* **WHAT IS EXPECTED**
Take the entries below and reproduce them word for word.

— start of MATERIAL SUPPLIED —

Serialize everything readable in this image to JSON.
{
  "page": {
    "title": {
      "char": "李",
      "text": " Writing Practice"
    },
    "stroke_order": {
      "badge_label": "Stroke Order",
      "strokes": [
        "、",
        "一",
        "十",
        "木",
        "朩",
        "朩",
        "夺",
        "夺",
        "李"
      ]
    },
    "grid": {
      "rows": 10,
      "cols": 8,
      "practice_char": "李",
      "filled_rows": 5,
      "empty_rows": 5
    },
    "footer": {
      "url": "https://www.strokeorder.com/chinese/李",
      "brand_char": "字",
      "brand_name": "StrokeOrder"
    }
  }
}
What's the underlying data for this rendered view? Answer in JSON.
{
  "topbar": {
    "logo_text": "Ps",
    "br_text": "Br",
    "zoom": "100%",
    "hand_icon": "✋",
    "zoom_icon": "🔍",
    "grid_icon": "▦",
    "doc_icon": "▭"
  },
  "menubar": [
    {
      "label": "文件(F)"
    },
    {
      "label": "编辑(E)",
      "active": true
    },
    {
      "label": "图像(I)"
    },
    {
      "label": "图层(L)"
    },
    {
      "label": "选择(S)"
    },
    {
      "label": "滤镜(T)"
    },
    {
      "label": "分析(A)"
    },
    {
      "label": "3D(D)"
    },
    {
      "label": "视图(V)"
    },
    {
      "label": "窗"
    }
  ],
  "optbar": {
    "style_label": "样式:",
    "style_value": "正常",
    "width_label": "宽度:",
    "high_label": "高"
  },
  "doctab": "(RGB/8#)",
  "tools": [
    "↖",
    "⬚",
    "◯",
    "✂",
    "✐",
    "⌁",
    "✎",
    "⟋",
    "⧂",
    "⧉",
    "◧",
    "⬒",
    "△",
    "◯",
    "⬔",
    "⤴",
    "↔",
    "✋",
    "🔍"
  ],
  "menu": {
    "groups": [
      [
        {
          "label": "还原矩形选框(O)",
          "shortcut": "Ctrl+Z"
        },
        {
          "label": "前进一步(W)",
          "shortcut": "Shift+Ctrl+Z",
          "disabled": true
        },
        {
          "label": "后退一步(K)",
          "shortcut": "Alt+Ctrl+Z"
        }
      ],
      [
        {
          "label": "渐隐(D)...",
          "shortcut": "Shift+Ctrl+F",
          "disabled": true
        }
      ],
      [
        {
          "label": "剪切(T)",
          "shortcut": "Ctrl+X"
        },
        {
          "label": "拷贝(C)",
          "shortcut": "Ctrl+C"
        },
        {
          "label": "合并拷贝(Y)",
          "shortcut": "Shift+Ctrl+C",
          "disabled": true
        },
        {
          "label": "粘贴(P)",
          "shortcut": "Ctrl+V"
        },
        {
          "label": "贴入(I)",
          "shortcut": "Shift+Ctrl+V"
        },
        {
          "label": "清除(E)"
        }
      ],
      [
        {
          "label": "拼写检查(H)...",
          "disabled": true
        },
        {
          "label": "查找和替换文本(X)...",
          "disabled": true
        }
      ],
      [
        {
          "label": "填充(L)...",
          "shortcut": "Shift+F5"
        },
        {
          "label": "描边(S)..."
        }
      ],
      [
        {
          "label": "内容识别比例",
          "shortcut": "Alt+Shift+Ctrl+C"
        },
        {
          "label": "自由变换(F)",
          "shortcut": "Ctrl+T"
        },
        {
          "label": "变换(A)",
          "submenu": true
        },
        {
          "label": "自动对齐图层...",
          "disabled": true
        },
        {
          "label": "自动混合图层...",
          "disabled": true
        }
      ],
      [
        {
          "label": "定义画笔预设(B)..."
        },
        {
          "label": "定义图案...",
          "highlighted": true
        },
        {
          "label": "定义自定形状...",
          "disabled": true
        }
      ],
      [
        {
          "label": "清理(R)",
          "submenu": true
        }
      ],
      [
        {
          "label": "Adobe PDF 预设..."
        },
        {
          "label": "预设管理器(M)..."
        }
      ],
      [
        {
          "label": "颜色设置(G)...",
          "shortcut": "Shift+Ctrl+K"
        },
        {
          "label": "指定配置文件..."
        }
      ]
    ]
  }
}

— end of MATERIAL SUPPLIED —

* **ANSWER IN FULL**
Serialize everything readable in this image to JSON.
{
  "page": {
    "title": {
      "char": "李",
      "text": " Writing Practice"
    },
    "stroke_order": {
      "badge_label": "Stroke Order",
      "strokes": [
        "、",
        "一",
        "十",
        "木",
        "朩",
        "朩",
        "夺",
        "夺",
        "李"
      ]
    },
    "grid": {
      "rows": 10,
      "cols": 8,
      "practice_char": "李",
      "filled_rows": 5,
      "empty_rows": 5
    },
    "footer": {
      "url": "https://www.strokeorder.com/chinese/李",
      "brand_char": "字",
      "brand_name": "StrokeOrder"
    }
  }
}
What's the underlying data for this rendered view? Answer in JSON.
{
  "topbar": {
    "logo_text": "Ps",
    "br_text": "Br",
    "zoom": "100%",
    "hand_icon": "✋",
    "zoom_icon": "🔍",
    "grid_icon": "▦",
    "doc_icon": "▭"
  },
  "menubar": [
    {
      "label": "文件(F)"
    },
    {
      "label": "编辑(E)",
      "active": true
    },
    {
      "label": "图像(I)"
    },
    {
      "label": "图层(L)"
    },
    {
      "label": "选择(S)"
    },
    {
      "label": "滤镜(T)"
    },
    {
      "label": "分析(A)"
    },
    {
      "label": "3D(D)"
    },
    {
      "label": "视图(V)"
    },
    {
      "label": "窗"
    }
  ],
  "optbar": {
    "style_label": "样式:",
    "style_value": "正常",
    "width_label": "宽度:",
    "high_label": "高"
  },
  "doctab": "(RGB/8#)",
  "tools": [
    "↖",
    "⬚",
    "◯",
    "✂",
    "✐",
    "⌁",
    "✎",
    "⟋",
    "⧂",
    "⧉",
    "◧",
    "⬒",
    "△",
    "◯",
    "⬔",
    "⤴",
    "↔",
    "✋",
    "🔍"
  ],
  "menu": {
    "groups": [
      [
        {
          "label": "还原矩形选框(O)",
          "shortcut": "Ctrl+Z"
        },
        {
          "label": "前进一步(W)",
          "shortcut": "Shift+Ctrl+Z",
          "disabled": true
        },
        {
          "label": "后退一步(K)",
          "shortcut": "Alt+Ctrl+Z"
        }
      ],
      [
        {
          "label": "渐隐(D)...",
          "shortcut": "Shift+Ctrl+F",
          "disabled": true
        }
      ],
      [
        {
          "label": "剪切(T)",
          "shortcut": "Ctrl+X"
        },
        {
          "label": "拷贝(C)",
          "shortcut": "Ctrl+C"
        },
        {
          "label": "合并拷贝(Y)",
          "shortcut": "Shift+Ctrl+C",
          "disabled": true
        },
        {
          "label": "粘贴(P)",
          "shortcut": "Ctrl+V"
        },
        {
          "label": "贴入(I)",
          "shortcut": "Shift+Ctrl+V"
        },
        {
          "label": "清除(E)"
        }
      ],
      [
        {
          "label": "拼写检查(H)...",
          "disabled": true
        },
        {
          "label": "查找和替换文本(X)...",
          "disabled": true
        }
      ],
      [
        {
          "label": "填充(L)...",
          "shortcut": "Shift+F5"
        },
        {
          "label": "描边(S)..."
        }
      ],
      [
        {
          "label": "内容识别比例",
          "shortcut": "Alt+Shift+Ctrl+C"
        },
        {
          "label": "自由变换(F)",
          "shortcut": "Ctrl+T"
        },
        {
          "label": "变换(A)",
          "submenu": true
        },
        {
          "label": "自动对齐图层...",
          "disabled": true
        },
        {
          "label": "自动混合图层...",
          "disabled": true
        }
      ],
      [
        {
          "label": "定义画笔预设(B)..."
        },
        {
          "label": "定义图案...",
          "highlighted": true
        },
        {
          "label": "定义自定形状...",
          "disabled": true
        }
      ],
      [
        {
          "label": "清理(R)",
          "submenu": true
        }
      ],
      [
        {
          "label": "Adobe PDF 预设..."
        },
        {
          "label": "预设管理器(M)..."
        }
      ],
      [
        {
          "label": "颜色设置(G)...",
          "shortcut": "Shift+Ctrl+K"
        },
        {
          "label": "指定配置文件..."
        }
      ]
    ]
  }
}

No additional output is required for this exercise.